» **Dataset content**:
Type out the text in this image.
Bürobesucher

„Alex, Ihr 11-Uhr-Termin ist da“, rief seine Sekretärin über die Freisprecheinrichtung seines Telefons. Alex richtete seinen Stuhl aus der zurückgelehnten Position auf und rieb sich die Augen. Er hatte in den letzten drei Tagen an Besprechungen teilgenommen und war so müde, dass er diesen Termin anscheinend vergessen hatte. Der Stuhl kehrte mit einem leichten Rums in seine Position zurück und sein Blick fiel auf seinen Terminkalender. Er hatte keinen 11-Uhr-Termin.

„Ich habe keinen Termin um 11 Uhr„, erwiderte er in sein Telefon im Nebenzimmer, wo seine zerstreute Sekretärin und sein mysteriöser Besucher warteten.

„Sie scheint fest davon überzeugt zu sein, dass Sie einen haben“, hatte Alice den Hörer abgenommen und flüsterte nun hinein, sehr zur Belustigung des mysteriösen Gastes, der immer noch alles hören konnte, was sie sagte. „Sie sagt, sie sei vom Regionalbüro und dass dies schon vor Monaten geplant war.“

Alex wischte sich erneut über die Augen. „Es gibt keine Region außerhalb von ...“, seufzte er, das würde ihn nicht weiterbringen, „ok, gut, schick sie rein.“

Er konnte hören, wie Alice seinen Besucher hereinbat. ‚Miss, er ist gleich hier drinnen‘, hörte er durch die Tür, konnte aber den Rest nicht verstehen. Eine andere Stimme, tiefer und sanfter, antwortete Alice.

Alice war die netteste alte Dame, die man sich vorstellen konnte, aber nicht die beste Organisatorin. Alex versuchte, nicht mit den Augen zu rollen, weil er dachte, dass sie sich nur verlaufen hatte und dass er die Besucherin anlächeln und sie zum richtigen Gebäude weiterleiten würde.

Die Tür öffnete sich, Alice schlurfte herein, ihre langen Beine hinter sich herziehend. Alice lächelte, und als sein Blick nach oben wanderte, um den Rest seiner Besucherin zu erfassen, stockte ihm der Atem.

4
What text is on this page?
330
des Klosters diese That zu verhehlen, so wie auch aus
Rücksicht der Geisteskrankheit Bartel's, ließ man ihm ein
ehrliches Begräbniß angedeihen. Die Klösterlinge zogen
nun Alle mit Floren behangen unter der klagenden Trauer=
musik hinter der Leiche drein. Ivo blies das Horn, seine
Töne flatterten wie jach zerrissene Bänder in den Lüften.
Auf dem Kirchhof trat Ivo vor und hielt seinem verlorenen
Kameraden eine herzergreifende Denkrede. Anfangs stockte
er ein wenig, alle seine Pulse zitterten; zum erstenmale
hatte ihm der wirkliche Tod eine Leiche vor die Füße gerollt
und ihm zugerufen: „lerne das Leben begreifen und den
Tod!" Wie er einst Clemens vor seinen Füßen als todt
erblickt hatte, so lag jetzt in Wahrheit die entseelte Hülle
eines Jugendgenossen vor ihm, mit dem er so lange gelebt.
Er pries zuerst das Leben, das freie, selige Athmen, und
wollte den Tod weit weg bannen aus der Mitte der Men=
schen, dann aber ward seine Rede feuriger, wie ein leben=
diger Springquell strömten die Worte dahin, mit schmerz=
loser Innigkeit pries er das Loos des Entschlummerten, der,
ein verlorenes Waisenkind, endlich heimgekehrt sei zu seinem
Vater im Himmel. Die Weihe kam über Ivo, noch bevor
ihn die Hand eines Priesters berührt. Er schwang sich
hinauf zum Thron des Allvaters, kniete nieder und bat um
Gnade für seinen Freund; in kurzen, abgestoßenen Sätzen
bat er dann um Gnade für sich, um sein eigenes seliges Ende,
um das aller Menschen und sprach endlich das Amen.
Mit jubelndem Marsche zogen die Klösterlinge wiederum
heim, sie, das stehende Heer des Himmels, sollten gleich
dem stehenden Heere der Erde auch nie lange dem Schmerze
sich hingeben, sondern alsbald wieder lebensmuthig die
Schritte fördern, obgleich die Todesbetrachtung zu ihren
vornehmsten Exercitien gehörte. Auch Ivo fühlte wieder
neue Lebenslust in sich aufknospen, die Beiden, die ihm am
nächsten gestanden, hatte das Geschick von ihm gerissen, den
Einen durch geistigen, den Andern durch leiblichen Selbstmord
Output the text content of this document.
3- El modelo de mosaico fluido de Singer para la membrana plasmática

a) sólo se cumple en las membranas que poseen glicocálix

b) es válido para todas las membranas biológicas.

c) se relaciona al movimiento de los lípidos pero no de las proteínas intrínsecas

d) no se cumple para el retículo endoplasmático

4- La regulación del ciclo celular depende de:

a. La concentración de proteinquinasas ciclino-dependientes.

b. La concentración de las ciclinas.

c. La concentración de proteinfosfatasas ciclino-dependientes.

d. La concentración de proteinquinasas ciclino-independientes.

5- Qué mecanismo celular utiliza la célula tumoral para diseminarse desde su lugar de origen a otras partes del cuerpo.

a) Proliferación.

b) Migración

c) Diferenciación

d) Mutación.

» **Problem details**:
Where in the records does the word "celular" appear? Copy each line that holds it.

» **Exercise solution**:
4- La regulación del ciclo celular depende de:
5- Qué mecanismo celular utiliza la célula tumoral para diseminarse desde su lugar de origen a otras partes del cuerpo.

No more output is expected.